* WHAT YOU HAVE TO DO
Using the records below, count the lines with "type" in them. Give the number only.

* MATERIAL
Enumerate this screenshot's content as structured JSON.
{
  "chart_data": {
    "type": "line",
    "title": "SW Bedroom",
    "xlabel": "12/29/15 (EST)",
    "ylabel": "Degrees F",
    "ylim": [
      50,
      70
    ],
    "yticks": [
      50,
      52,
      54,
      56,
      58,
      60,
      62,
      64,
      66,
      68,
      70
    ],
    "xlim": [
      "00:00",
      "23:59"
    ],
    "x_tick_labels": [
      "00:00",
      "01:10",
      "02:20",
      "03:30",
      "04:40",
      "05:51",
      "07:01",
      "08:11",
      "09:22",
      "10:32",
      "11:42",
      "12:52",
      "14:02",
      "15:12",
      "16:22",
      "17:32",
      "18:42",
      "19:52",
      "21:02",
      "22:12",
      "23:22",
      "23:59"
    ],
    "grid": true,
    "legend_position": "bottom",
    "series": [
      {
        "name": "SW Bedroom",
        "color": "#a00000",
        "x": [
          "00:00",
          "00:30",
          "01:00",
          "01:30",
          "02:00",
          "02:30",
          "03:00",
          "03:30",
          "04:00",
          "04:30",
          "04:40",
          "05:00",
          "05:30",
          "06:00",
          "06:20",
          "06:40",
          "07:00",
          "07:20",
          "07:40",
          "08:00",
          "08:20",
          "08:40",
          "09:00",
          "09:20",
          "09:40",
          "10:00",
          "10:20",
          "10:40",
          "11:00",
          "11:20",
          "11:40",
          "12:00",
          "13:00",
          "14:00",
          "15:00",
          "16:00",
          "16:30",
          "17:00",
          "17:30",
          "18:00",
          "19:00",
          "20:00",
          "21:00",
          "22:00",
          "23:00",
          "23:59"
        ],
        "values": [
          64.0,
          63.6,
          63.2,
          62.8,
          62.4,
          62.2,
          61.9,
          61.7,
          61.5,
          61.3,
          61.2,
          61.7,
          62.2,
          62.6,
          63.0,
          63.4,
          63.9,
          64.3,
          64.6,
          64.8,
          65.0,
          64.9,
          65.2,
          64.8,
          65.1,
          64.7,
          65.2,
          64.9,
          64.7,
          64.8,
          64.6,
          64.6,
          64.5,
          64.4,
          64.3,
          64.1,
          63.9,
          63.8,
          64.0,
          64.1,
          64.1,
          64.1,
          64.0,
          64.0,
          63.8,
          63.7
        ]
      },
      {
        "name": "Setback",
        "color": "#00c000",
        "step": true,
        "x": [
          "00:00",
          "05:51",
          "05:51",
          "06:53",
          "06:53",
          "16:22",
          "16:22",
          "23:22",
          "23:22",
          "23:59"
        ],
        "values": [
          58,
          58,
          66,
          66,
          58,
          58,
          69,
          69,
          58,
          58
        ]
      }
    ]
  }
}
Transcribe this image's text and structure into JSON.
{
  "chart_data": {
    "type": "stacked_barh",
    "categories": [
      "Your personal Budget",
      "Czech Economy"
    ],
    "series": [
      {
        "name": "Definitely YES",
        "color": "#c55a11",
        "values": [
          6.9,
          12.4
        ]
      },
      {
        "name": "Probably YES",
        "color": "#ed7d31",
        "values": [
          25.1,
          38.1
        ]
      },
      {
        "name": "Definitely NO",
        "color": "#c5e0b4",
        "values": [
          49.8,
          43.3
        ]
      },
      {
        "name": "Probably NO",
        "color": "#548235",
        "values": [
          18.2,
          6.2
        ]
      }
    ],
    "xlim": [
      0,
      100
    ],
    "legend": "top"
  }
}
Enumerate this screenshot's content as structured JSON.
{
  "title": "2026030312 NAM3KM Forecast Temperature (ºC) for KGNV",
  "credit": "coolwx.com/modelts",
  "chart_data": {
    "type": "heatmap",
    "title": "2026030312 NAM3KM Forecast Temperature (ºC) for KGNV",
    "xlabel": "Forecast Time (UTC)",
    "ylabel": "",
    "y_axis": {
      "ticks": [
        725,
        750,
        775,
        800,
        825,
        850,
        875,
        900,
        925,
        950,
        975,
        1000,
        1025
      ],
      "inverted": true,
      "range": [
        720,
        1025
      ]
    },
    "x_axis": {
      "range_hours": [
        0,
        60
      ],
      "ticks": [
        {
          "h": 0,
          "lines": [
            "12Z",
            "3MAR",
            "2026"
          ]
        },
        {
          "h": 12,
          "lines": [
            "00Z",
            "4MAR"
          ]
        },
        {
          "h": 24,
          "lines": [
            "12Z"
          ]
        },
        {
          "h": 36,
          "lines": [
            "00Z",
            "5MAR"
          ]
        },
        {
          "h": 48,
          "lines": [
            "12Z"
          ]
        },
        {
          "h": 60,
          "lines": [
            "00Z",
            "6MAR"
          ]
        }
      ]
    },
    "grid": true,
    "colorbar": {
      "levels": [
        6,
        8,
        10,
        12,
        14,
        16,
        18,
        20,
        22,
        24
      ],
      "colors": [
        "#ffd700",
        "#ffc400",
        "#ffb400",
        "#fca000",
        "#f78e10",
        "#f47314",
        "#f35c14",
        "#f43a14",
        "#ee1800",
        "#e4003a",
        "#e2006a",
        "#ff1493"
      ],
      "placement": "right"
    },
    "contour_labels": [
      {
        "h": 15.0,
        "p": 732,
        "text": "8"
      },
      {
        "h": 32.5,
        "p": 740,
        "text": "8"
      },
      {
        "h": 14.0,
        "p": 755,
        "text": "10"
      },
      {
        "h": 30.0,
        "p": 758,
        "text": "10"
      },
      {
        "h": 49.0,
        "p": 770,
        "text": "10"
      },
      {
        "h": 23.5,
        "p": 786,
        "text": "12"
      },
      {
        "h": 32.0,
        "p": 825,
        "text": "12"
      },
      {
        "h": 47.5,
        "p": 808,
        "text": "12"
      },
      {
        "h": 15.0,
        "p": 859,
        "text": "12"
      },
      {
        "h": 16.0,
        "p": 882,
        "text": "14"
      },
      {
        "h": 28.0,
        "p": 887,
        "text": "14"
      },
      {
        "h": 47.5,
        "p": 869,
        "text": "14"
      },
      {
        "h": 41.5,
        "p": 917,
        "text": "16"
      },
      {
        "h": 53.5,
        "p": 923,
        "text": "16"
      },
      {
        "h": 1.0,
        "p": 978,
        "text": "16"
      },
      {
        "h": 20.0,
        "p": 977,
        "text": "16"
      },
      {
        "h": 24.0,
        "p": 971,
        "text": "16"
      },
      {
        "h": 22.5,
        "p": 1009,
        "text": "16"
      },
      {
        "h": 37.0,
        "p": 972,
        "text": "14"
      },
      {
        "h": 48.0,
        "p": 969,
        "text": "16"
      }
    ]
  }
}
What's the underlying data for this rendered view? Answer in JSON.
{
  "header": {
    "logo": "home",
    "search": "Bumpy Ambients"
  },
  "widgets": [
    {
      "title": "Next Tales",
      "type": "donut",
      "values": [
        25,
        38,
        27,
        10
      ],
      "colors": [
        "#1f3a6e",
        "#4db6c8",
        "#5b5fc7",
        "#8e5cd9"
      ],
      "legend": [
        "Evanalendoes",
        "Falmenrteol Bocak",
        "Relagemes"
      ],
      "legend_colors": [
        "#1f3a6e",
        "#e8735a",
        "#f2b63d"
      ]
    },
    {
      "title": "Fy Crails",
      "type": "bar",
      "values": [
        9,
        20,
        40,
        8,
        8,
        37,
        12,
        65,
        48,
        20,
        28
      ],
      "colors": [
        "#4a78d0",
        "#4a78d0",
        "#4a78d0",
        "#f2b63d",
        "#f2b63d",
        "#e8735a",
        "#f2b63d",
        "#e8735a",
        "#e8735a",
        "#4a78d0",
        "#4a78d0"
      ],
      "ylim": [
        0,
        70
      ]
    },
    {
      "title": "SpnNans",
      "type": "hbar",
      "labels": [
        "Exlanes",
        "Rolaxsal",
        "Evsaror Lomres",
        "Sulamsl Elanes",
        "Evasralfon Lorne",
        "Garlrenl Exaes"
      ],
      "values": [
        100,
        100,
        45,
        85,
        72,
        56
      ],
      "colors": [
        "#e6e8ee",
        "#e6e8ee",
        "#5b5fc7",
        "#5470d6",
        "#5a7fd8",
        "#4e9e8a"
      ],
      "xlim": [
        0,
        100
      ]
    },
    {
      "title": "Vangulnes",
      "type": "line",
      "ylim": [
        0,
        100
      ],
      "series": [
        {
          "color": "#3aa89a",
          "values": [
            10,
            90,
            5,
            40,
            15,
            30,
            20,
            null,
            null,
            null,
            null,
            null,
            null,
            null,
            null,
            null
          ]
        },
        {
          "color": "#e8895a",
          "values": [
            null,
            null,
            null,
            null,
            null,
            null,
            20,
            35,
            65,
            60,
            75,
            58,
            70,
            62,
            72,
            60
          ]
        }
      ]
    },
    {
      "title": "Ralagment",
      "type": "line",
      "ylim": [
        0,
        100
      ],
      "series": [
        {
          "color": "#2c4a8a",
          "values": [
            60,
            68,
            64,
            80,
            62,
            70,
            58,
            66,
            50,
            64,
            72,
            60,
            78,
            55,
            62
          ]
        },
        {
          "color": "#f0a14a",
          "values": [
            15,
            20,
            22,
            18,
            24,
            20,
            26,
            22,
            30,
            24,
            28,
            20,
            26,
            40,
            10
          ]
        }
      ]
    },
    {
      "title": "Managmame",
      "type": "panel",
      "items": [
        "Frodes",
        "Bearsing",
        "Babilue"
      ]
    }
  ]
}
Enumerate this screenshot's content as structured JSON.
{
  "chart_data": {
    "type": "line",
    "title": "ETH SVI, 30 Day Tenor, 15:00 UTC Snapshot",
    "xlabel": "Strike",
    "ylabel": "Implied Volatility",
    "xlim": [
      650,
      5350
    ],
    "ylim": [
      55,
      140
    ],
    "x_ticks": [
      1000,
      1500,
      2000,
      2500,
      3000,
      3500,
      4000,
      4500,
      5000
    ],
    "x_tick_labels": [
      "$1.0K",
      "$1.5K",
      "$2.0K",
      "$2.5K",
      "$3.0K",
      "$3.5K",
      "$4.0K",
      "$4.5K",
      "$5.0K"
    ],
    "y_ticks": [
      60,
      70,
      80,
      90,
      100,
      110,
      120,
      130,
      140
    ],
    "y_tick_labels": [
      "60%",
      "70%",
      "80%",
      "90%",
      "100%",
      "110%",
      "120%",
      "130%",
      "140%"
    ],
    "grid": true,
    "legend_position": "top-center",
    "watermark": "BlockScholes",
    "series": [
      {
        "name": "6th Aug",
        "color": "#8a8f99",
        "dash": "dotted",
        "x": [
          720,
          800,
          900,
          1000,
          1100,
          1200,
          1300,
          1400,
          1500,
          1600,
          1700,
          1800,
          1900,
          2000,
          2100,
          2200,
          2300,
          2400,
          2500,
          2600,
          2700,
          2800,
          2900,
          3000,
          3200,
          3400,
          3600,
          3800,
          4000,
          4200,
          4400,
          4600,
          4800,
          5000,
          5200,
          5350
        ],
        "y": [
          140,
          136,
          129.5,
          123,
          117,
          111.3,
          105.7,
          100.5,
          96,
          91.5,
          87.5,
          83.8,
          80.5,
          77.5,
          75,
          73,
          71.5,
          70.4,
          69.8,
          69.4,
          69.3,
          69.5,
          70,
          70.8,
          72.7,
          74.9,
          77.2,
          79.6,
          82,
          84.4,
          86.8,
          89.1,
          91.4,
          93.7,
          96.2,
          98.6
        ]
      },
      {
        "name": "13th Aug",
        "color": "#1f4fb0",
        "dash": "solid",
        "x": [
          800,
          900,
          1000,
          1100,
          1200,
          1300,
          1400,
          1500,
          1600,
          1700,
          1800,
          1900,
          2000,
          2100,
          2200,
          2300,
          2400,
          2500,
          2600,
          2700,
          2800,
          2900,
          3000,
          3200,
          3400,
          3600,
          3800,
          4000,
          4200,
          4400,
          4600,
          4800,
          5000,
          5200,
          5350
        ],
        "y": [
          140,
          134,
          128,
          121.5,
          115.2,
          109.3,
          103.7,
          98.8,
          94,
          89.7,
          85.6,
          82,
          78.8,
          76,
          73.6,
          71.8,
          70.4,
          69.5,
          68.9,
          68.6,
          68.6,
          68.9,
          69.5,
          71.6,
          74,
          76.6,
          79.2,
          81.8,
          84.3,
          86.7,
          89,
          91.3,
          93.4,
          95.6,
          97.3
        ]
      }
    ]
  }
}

* RESPONSE TO THE EXERCISE
10